• _Task requirements_:
Copy whichever lines contain the string "文段出处".

[Saved entries]
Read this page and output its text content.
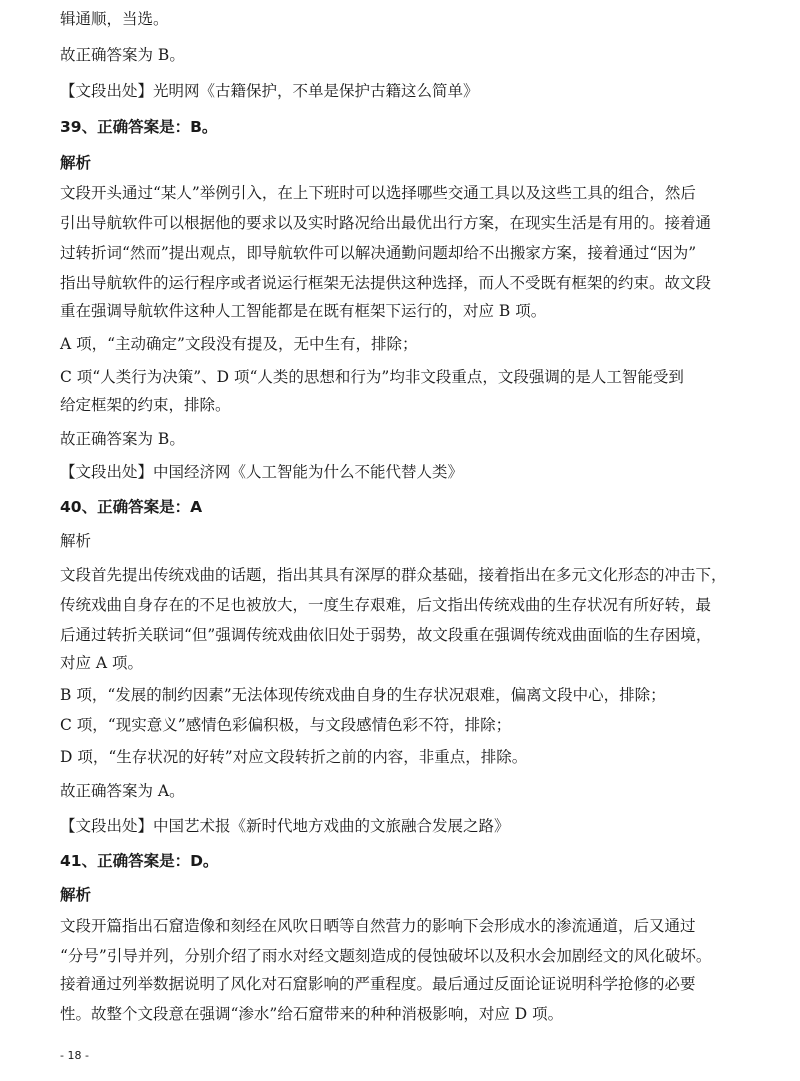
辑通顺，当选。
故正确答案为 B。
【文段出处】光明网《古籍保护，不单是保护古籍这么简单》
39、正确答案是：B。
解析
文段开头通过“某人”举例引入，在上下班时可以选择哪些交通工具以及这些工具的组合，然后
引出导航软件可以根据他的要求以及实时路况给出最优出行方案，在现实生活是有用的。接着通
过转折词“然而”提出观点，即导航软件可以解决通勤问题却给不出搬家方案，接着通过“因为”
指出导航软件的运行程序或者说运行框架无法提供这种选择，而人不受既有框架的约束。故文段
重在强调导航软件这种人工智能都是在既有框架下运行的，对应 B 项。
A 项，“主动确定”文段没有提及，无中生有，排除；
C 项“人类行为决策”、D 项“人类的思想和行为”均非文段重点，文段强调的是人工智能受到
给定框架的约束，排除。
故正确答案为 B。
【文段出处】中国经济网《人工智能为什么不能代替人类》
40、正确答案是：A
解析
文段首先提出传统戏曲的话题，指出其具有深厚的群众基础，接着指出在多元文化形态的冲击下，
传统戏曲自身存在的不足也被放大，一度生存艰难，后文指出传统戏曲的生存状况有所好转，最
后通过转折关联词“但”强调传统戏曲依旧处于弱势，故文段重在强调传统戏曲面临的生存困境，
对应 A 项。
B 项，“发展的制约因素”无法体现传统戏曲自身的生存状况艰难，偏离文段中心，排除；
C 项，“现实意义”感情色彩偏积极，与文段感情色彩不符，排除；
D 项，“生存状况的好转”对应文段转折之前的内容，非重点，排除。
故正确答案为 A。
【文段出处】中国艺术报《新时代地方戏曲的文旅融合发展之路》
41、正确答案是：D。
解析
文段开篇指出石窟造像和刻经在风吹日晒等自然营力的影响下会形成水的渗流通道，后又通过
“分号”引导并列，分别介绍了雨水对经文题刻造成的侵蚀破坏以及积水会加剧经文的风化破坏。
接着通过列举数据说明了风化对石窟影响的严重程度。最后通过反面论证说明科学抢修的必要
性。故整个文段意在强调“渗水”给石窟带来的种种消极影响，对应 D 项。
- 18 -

• _Final answer_:
【文段出处】光明网《古籍保护，不单是保护古籍这么简单》
【文段出处】中国经济网《人工智能为什么不能代替人类》
【文段出处】中国艺术报《新时代地方戏曲的文旅融合发展之路》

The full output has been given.